Objective: Give the listing again exactly, omitting its images.

Provided data:
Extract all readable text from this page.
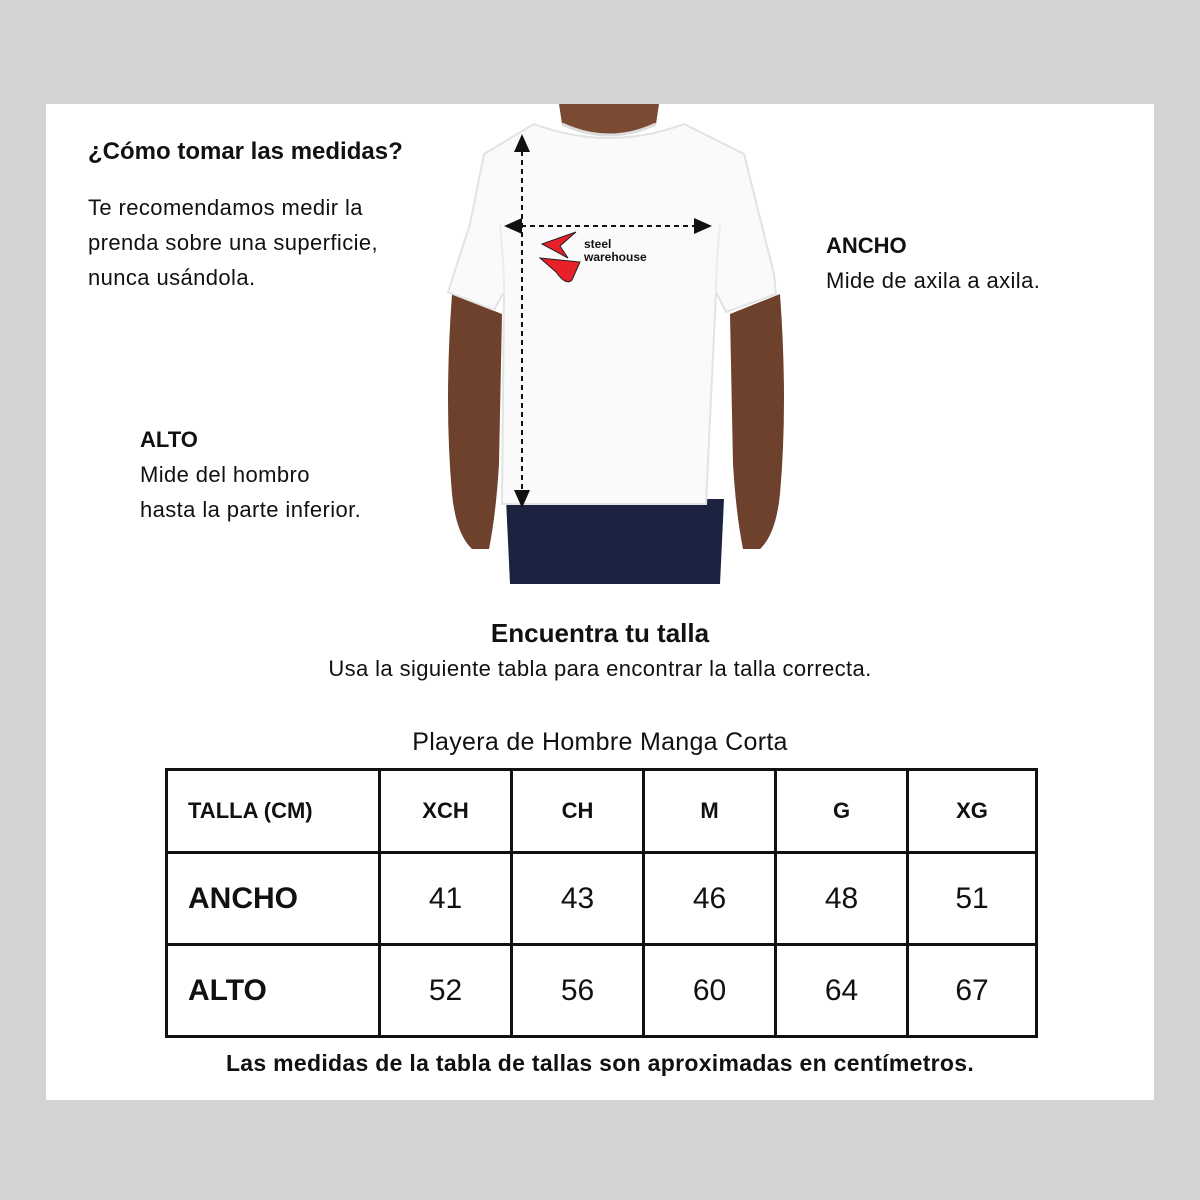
¿Cómo tomar las medidas?
Te recomendamos medir la
prenda sobre una superficie,
nunca usándola.
ANCHO
Mide de axila a axila.
ALTO
Mide del hombro
hasta la parte inferior.
steel
warehouse
Encuentra tu talla
Usa la siguiente tabla para encontrar la talla correcta.
Playera de Hombre Manga Corta
TALLA (CM)	XCH	CH	M	G	XG
ANCHO	41	43	46	48	51
ALTO	52	56	60	64	67
Las medidas de la tabla de tallas son aproximadas en centímetros.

Correct response:
Extract all readable text from this page.
¿Cómo tomar las medidas?
Te recomendamos medir la
prenda sobre una superficie,
nunca usándola.
ANCHO
Mide de axila a axila.
ALTO
Mide del hombro
hasta la parte inferior.
steel
warehouse
Encuentra tu talla
Usa la siguiente tabla para encontrar la talla correcta.
Playera de Hombre Manga Corta
TALLA (CM)	XCH	CH	M	G	XG
ANCHO	41	43	46	48	51
ALTO	52	56	60	64	67
Las medidas de la tabla de tallas son aproximadas en centímetros.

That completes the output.